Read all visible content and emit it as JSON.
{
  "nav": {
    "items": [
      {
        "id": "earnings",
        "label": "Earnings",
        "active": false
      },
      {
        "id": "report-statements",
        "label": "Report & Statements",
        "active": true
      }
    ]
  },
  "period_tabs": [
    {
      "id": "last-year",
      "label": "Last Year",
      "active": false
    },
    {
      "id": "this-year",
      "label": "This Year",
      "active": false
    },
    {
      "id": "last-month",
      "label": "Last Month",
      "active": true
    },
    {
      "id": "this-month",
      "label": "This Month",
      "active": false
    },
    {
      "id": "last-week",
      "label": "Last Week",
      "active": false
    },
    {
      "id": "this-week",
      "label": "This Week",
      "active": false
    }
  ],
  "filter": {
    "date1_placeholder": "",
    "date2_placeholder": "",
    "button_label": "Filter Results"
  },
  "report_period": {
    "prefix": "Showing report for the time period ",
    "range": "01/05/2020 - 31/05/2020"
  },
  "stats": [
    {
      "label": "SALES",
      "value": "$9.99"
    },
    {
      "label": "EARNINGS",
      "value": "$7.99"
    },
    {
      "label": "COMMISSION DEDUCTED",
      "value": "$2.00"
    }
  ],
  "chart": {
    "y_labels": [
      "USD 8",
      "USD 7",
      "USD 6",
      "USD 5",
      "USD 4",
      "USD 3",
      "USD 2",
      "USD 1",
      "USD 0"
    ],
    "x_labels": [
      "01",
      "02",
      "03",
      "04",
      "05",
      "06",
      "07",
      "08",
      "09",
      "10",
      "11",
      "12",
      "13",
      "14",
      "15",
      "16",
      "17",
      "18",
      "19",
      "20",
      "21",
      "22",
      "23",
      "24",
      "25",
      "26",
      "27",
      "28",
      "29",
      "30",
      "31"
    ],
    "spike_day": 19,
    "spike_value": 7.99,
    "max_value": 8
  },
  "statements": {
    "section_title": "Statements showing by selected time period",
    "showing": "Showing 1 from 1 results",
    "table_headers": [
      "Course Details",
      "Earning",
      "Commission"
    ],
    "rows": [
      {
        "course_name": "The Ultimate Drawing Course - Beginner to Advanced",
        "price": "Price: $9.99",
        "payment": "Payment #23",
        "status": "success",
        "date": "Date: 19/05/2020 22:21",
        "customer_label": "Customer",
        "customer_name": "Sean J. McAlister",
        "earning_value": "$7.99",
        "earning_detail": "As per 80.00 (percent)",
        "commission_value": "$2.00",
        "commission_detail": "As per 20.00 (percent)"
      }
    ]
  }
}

**WHAT YOU SHOULD DO:** Repeat the whole listing exactly, keeping every line intact.

**EXERCISE SOLUTION:**
Read all visible content and emit it as JSON.
{
  "nav": {
    "items": [
      {
        "id": "earnings",
        "label": "Earnings",
        "active": false
      },
      {
        "id": "report-statements",
        "label": "Report & Statements",
        "active": true
      }
    ]
  },
  "period_tabs": [
    {
      "id": "last-year",
      "label": "Last Year",
      "active": false
    },
    {
      "id": "this-year",
      "label": "This Year",
      "active": false
    },
    {
      "id": "last-month",
      "label": "Last Month",
      "active": true
    },
    {
      "id": "this-month",
      "label": "This Month",
      "active": false
    },
    {
      "id": "last-week",
      "label": "Last Week",
      "active": false
    },
    {
      "id": "this-week",
      "label": "This Week",
      "active": false
    }
  ],
  "filter": {
    "date1_placeholder": "",
    "date2_placeholder": "",
    "button_label": "Filter Results"
  },
  "report_period": {
    "prefix": "Showing report for the time period ",
    "range": "01/05/2020 - 31/05/2020"
  },
  "stats": [
    {
      "label": "SALES",
      "value": "$9.99"
    },
    {
      "label": "EARNINGS",
      "value": "$7.99"
    },
    {
      "label": "COMMISSION DEDUCTED",
      "value": "$2.00"
    }
  ],
  "chart": {
    "y_labels": [
      "USD 8",
      "USD 7",
      "USD 6",
      "USD 5",
      "USD 4",
      "USD 3",
      "USD 2",
      "USD 1",
      "USD 0"
    ],
    "x_labels": [
      "01",
      "02",
      "03",
      "04",
      "05",
      "06",
      "07",
      "08",
      "09",
      "10",
      "11",
      "12",
      "13",
      "14",
      "15",
      "16",
      "17",
      "18",
      "19",
      "20",
      "21",
      "22",
      "23",
      "24",
      "25",
      "26",
      "27",
      "28",
      "29",
      "30",
      "31"
    ],
    "spike_day": 19,
    "spike_value": 7.99,
    "max_value": 8
  },
  "statements": {
    "section_title": "Statements showing by selected time period",
    "showing": "Showing 1 from 1 results",
    "table_headers": [
      "Course Details",
      "Earning",
      "Commission"
    ],
    "rows": [
      {
        "course_name": "The Ultimate Drawing Course - Beginner to Advanced",
        "price": "Price: $9.99",
        "payment": "Payment #23",
        "status": "success",
        "date": "Date: 19/05/2020 22:21",
        "customer_label": "Customer",
        "customer_name": "Sean J. McAlister",
        "earning_value": "$7.99",
        "earning_detail": "As per 80.00 (percent)",
        "commission_value": "$2.00",
        "commission_detail": "As per 20.00 (percent)"
      }
    ]
  }
}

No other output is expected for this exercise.